▶ _EXERCISE BRIEF_: Copy all of the material word for word, except for the pictures.

* Start MATERIAL PROVIDED *

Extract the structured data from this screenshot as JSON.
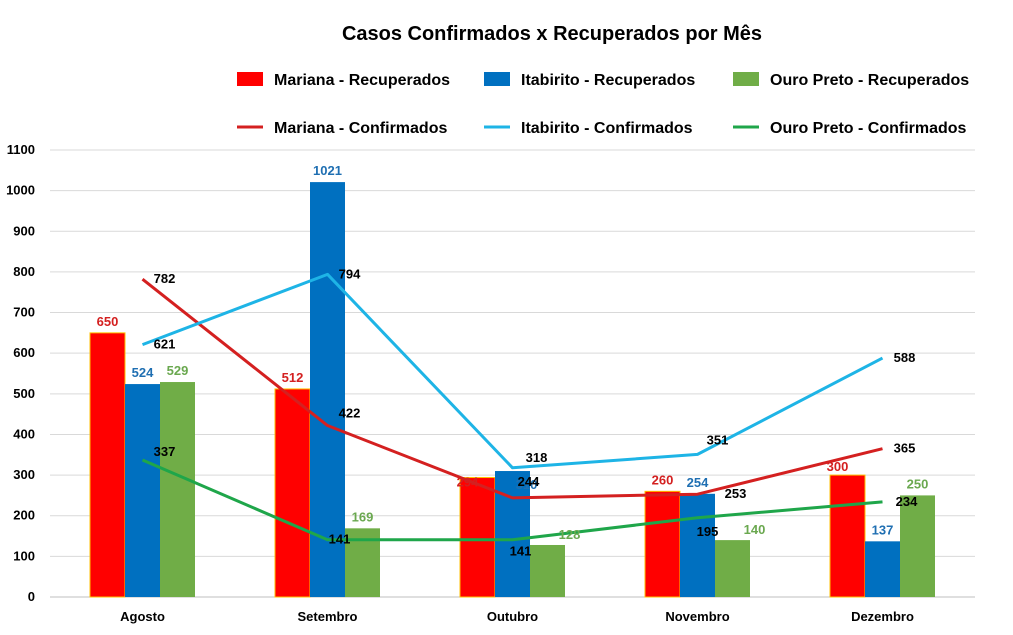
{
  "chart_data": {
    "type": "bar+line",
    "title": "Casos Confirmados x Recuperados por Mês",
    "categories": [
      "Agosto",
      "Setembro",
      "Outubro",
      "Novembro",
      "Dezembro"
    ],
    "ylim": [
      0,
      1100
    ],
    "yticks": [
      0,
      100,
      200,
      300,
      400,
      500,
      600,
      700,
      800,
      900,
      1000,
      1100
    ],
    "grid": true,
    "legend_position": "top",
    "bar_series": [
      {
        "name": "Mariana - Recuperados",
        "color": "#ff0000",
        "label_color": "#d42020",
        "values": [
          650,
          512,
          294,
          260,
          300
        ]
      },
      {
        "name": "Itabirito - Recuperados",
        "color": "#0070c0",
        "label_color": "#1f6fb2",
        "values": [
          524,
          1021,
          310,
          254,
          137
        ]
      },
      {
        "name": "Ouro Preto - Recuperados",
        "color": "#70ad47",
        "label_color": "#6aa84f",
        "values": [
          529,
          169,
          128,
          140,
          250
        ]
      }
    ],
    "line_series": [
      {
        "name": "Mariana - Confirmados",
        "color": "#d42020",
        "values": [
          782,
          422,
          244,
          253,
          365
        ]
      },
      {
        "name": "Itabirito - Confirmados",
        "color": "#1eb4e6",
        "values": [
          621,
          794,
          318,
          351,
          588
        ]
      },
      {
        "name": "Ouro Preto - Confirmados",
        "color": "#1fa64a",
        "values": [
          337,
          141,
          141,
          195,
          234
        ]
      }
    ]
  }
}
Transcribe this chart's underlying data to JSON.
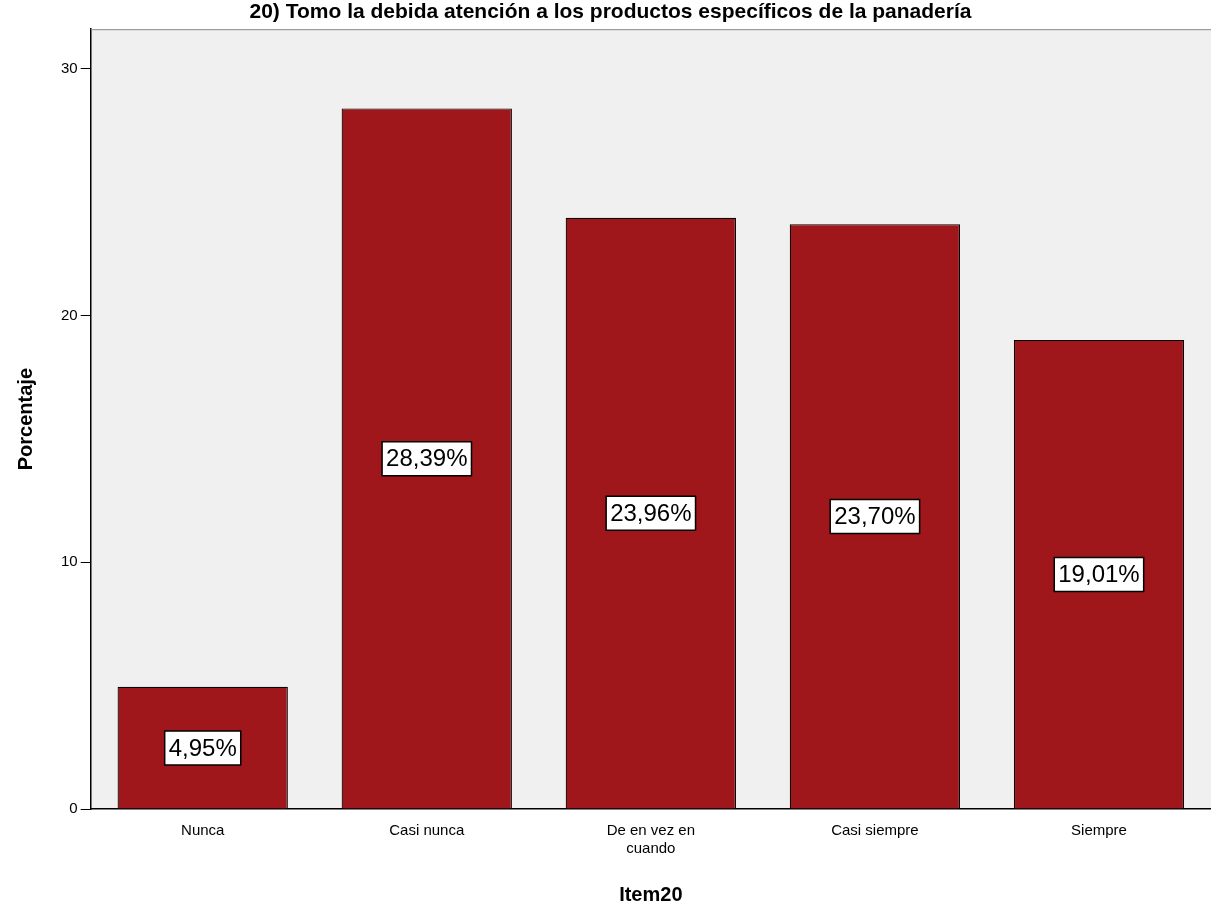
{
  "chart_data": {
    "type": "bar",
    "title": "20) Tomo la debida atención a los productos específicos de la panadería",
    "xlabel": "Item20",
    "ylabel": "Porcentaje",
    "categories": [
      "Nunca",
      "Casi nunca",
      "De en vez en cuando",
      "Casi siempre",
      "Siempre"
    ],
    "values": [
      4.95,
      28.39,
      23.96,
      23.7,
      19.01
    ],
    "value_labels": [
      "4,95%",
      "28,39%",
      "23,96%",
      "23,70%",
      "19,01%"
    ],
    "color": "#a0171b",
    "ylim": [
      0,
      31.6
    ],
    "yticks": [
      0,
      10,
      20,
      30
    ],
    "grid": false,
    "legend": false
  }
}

* End MATERIAL PROVIDED *

▶ _ANSWER_:
Extract the structured data from this screenshot as JSON.
{
  "chart_data": {
    "type": "bar+line",
    "title": "Casos Confirmados x Recuperados por Mês",
    "categories": [
      "Agosto",
      "Setembro",
      "Outubro",
      "Novembro",
      "Dezembro"
    ],
    "ylim": [
      0,
      1100
    ],
    "yticks": [
      0,
      100,
      200,
      300,
      400,
      500,
      600,
      700,
      800,
      900,
      1000,
      1100
    ],
    "grid": true,
    "legend_position": "top",
    "bar_series": [
      {
        "name": "Mariana - Recuperados",
        "color": "#ff0000",
        "label_color": "#d42020",
        "values": [
          650,
          512,
          294,
          260,
          300
        ]
      },
      {
        "name": "Itabirito - Recuperados",
        "color": "#0070c0",
        "label_color": "#1f6fb2",
        "values": [
          524,
          1021,
          310,
          254,
          137
        ]
      },
      {
        "name": "Ouro Preto - Recuperados",
        "color": "#70ad47",
        "label_color": "#6aa84f",
        "values": [
          529,
          169,
          128,
          140,
          250
        ]
      }
    ],
    "line_series": [
      {
        "name": "Mariana - Confirmados",
        "color": "#d42020",
        "values": [
          782,
          422,
          244,
          253,
          365
        ]
      },
      {
        "name": "Itabirito - Confirmados",
        "color": "#1eb4e6",
        "values": [
          621,
          794,
          318,
          351,
          588
        ]
      },
      {
        "name": "Ouro Preto - Confirmados",
        "color": "#1fa64a",
        "values": [
          337,
          141,
          141,
          195,
          234
        ]
      }
    ]
  }
}
Transcribe this chart's underlying data to JSON.
{
  "chart_data": {
    "type": "bar",
    "title": "20) Tomo la debida atención a los productos específicos de la panadería",
    "xlabel": "Item20",
    "ylabel": "Porcentaje",
    "categories": [
      "Nunca",
      "Casi nunca",
      "De en vez en cuando",
      "Casi siempre",
      "Siempre"
    ],
    "values": [
      4.95,
      28.39,
      23.96,
      23.7,
      19.01
    ],
    "value_labels": [
      "4,95%",
      "28,39%",
      "23,96%",
      "23,70%",
      "19,01%"
    ],
    "color": "#a0171b",
    "ylim": [
      0,
      31.6
    ],
    "yticks": [
      0,
      10,
      20,
      30
    ],
    "grid": false,
    "legend": false
  }
}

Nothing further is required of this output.